§ **Исходный фрагмент**
Жан-Поль Сартр - Бодлер
(Пер. В. Брюсова.)
Суровые, гнетущие требования, содержание которых, однако, отличается поразительной бедностью, — вот каковы ценности и нормы, легшие в основу всей нравственной жизни Бодлера.
И когда, затравленный матерью или Анселем, он вдруг выходит из повиновения, то вовсе не спешит бросить им в лицо, что их буржуазные добродетели жестоки и глупы, а, напротив, всячески бахвалится своей порочностью, доказывая, что он не просто зол, но способен быть еще злее:
Ты что, думаешь, я не смогу — стоит мне захотеть — разорить тебя дотла, обречь на нищенскую старость? Ты разве не знаешь, что у меня достанет для этого и хитрости, и красноречия? Просто пока что я не даю себе воли…
(Письмо от 17 марта 1862 г.).

§ **Задание**
Ответьте по фрагменту о Бодлере на следующие вопросы:
(а) Кем, согласно фрагменту, бывает затравлен Бодлер?
(б) Чем он бахвалится, выходя из повиновения?
(в) Какой датой помечено письмо, из которого приведена цитата?
Приведённые далее строки никак не связаны с фрагментом о Бодлере.

§ **Строки**
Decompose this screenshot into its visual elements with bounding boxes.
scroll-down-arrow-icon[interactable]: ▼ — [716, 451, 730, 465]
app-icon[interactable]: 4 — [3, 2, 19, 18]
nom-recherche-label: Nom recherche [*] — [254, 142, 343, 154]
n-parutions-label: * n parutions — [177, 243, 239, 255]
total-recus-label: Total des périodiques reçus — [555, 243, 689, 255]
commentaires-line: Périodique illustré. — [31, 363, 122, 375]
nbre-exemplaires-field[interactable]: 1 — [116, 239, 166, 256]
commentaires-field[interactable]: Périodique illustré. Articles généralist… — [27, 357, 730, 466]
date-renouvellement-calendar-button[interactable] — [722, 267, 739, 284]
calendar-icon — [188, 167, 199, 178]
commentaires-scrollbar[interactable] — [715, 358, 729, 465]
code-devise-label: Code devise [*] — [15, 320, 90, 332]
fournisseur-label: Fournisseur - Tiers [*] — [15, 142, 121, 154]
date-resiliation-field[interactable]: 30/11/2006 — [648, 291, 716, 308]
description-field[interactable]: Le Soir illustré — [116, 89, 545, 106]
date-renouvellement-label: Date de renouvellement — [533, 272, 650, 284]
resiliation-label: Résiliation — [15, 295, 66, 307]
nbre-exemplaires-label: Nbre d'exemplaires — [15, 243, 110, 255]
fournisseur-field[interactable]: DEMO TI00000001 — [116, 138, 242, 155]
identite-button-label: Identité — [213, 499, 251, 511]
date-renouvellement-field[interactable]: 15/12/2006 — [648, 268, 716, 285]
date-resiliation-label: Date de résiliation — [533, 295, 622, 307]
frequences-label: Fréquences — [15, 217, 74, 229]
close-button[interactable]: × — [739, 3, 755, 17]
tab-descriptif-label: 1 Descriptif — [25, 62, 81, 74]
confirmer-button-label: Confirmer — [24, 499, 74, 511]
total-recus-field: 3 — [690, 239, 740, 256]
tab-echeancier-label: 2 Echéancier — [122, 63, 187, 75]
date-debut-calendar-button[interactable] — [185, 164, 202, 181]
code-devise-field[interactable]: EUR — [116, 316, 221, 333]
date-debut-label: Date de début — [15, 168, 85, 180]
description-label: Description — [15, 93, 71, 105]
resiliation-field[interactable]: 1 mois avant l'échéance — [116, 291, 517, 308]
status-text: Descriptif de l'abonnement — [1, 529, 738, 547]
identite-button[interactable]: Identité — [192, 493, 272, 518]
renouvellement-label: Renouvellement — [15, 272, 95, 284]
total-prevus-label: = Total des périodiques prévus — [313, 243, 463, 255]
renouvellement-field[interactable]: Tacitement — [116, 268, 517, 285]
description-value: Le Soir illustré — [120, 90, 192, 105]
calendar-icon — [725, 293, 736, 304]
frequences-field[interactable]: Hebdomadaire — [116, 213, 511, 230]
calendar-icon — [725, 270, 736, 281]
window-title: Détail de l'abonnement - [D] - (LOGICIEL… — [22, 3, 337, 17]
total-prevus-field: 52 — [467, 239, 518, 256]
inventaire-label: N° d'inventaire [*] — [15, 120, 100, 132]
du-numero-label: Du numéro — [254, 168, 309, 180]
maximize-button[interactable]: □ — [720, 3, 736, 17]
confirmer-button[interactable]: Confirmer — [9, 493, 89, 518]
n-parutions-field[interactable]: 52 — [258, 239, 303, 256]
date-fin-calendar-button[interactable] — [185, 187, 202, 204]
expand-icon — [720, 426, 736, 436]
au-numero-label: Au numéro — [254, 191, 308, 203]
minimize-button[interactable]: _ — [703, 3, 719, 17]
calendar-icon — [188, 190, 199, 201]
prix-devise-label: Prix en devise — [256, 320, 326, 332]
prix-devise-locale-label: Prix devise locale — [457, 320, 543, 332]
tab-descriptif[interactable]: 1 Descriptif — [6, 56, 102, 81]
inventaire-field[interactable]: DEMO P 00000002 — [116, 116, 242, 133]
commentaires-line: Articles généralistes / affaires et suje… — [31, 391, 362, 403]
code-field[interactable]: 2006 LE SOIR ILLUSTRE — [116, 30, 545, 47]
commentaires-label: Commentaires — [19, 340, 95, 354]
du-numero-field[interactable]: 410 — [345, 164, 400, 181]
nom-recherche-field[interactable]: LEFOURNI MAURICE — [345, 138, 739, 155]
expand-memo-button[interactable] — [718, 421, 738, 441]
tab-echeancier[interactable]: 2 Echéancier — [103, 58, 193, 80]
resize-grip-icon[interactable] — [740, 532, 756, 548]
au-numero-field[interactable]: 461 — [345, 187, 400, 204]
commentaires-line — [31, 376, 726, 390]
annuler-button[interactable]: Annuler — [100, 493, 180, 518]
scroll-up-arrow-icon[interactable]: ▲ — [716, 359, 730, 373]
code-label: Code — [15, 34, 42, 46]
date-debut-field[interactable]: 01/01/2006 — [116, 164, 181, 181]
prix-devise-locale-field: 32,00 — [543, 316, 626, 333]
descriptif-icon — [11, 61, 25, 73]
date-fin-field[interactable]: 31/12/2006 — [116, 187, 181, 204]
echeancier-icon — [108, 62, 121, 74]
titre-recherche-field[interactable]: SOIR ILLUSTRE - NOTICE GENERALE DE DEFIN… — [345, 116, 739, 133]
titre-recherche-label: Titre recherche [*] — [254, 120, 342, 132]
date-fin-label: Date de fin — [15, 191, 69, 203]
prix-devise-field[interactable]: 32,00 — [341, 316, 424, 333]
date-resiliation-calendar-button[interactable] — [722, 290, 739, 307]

§ **Полный ответ**
(а) Матерью или Анселем.
(б) Своей порочностью.
(в) 17 марта 1862 г.